### Short task
Select and reproduce each line of the listing below that bears the string "почитаем".

┄┄┄┄┄┄┄┄┄┄┄┄┄┄┄┄┄┄┄┄

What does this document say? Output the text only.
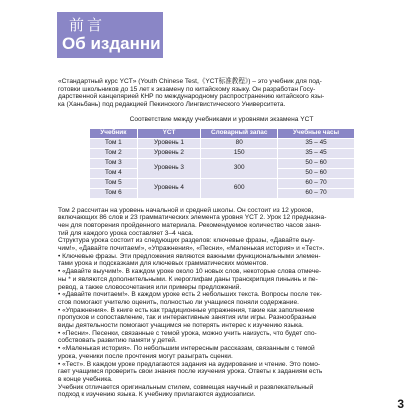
前言
Об изданни

«Стандартный курс YCT» (Youth Chinese Test,《YCT标准教程》) – это учебник для под-

готовки школьников до 15 лет к экзамену по китайскому языку. Он разработан Госу-

дарственной канцелярией КНР по международному распространению китайского язы-

ка (Ханьбань) под редакцией Пекинского Лингвистического Университета.

Соответствие между учебниками и уровнями экзамена YCT
Учебник	YCT	Словарный запас	Учебные часы
Том 1	Уровень 1	80	35 – 45
Том 2	Уровень 2	150	35 – 45
Том 3	Уровень 3	300	50 – 60
Том 4			50 – 60
Том 5	Уровень 4	600	60 – 70
Том 6			60 – 70

Том 2 рассчитан на уровень начальной и средней школы. Он состоит из 12 уроков,

включающих 86 слов и 23 грамматических элемента уровня YCT 2. Урок 12 предназна-

чен для повторения пройденного материала. Рекомендуемое количество часов заня-

тий для каждого урока составляет 3–4 часа.

Структура урока состоит из следующих разделов: ключевые фразы, «Давайте выу-

чим!», «Давайте почитаем!», «Упражнения», «Песни», «Маленькая история» и «Тест».

• Ключевые фразы. Эти предложения являются важными функциональными элемен-

тами урока и подсказками для ключевых грамматических моментов.

• «Давайте выучим!». В каждом уроке около 10 новых слов, некоторые слова отмече-

ны * и являются дополнительными. К иероглифам даны транскрипция пиньинь и пе-

ревод, а также словосочетания или примеры предложений.

• «Давайте почитаем!». В каждом уроке есть 2 небольших текста. Вопросы после тек-

стов помогают учителю оценить, полностью ли учащиеся поняли содержание.

• «Упражнения». В книге есть как традиционные упражнения, такие как заполнение

пропусков и сопоставление, так и интерактивные занятия или игры. Разнообразные

виды деятельности помогают учащимся не потерять интерес к изучению языка.

• «Песни». Песенки, связанные с темой урока, можно учить наизусть, что будет спо-

собствовать развитию памяти у детей.

• «Маленькая история». По небольшим интересным рассказам, связанным с темой

урока, ученики после прочтения могут разыграть сценки.

• «Тест». В каждом уроке предлагаются задания на аудирование и чтение. Это помо-

гает учащимся проверить свои знания после изучения урока. Ответы к заданиям есть

в конце учебника.

Учебник отличается оригинальным стилем, совмещая научный и развлекательный

подход к изучению языка. К учебнику прилагаются аудиозаписи.

3
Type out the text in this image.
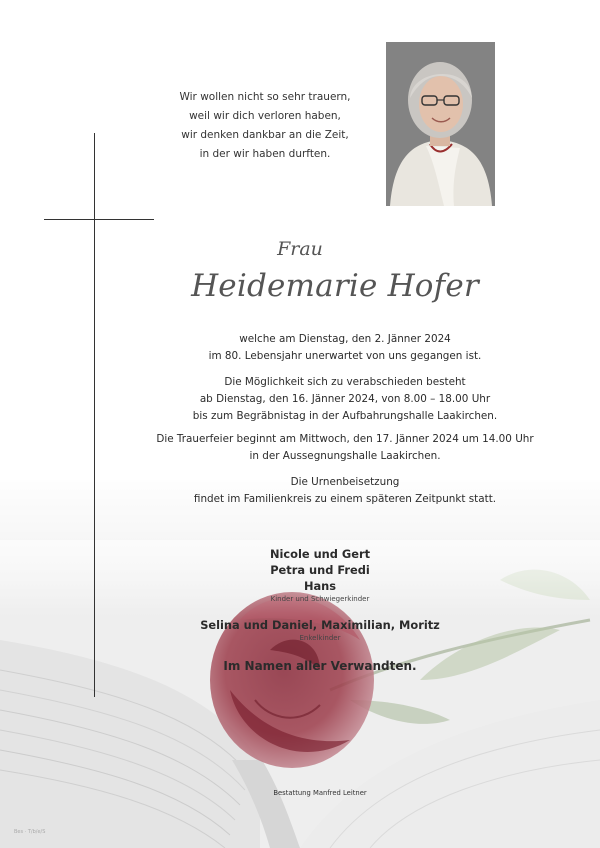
Wir wollen nicht so sehr trauern,
weil wir dich verloren haben,
wir denken dankbar an die Zeit,
in der wir haben durften.
Frau
Heidemarie Hofer
welche am Dienstag, den 2. Jänner 2024
im 80. Lebensjahr unerwartet von uns gegangen ist.
Die Möglichkeit sich zu verabschieden besteht
ab Dienstag, den 16. Jänner 2024, von 8.00 – 18.00 Uhr
bis zum Begräbnistag in der Aufbahrungshalle Laakirchen.
Die Trauerfeier beginnt am Mittwoch, den 17. Jänner 2024 um 14.00 Uhr
in der Aussegnungshalle Laakirchen.
Die Urnenbeisetzung
findet im Familienkreis zu einem späteren Zeitpunkt statt.
Nicole und Gert
Petra und Fredi
Hans
Kinder und Schwiegerkinder
Selina und Daniel, Maximilian, Moritz
Enkelkinder
Im Namen aller Verwandten.
Bestattung Manfred Leitner
Bes · T/b/e/S
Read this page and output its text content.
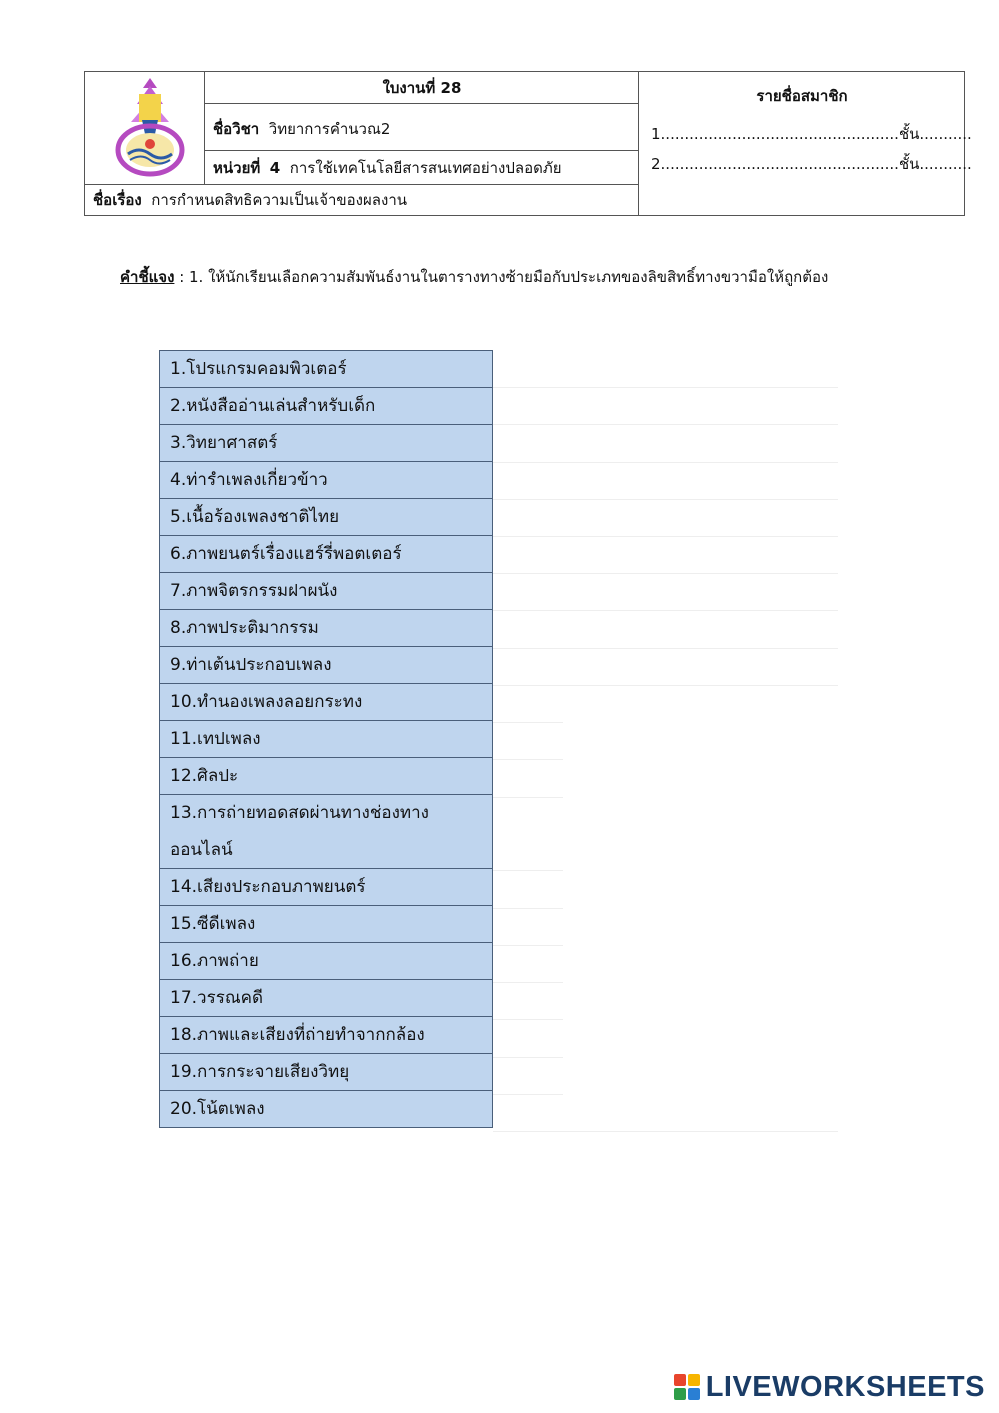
ใบงานที่ 28
ชื่อวิชา วิทยาการคำนวณ2
หน่วยที่ 4 การใช้เทคโนโลยีสารสนเทศอย่างปลอดภัย
ชื่อเรื่อง การกำหนดสิทธิความเป็นเจ้าของผลงาน
รายชื่อสมาชิก
1..................................................ชั้น...........
2..................................................ชั้น...........
คำชี้แจง : 1. ให้นักเรียนเลือกความสัมพันธ์งานในตารางทางซ้ายมือกับประเภทของลิขสิทธิ์ทางขวามือให้ถูกต้อง
1.โปรแกรมคอมพิวเตอร์
2.หนังสืออ่านเล่นสำหรับเด็ก
3.วิทยาศาสตร์
4.ท่ารำเพลงเกี่ยวข้าว
5.เนื้อร้องเพลงชาติไทย
6.ภาพยนตร์เรื่องแฮร์รี่พอตเตอร์
7.ภาพจิตรกรรมฝาผนัง
8.ภาพประติมากรรม
9.ท่าเต้นประกอบเพลง
10.ทำนองเพลงลอยกระทง
11.เทปเพลง
12.ศิลปะ
13.การถ่ายทอดสดผ่านทางช่องทางออนไลน์
14.เสียงประกอบภาพยนตร์
15.ซีดีเพลง
16.ภาพถ่าย
17.วรรณคดี
18.ภาพและเสียงที่ถ่ายทำจากกล้อง
19.การกระจายเสียงวิทยุ
20.โน้ตเพลง
LIVEWORKSHEETS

┄┄┄┄┄┄┄┄┄┄┄┄┄┄┄┄┄┄┄┄

### Worked solution
чим!», «Давайте почитаем!», «Упражнения», «Песни», «Маленькая история» и «Тест».
• «Давайте почитаем!». В каждом уроке есть 2 небольших текста. Вопросы после тек-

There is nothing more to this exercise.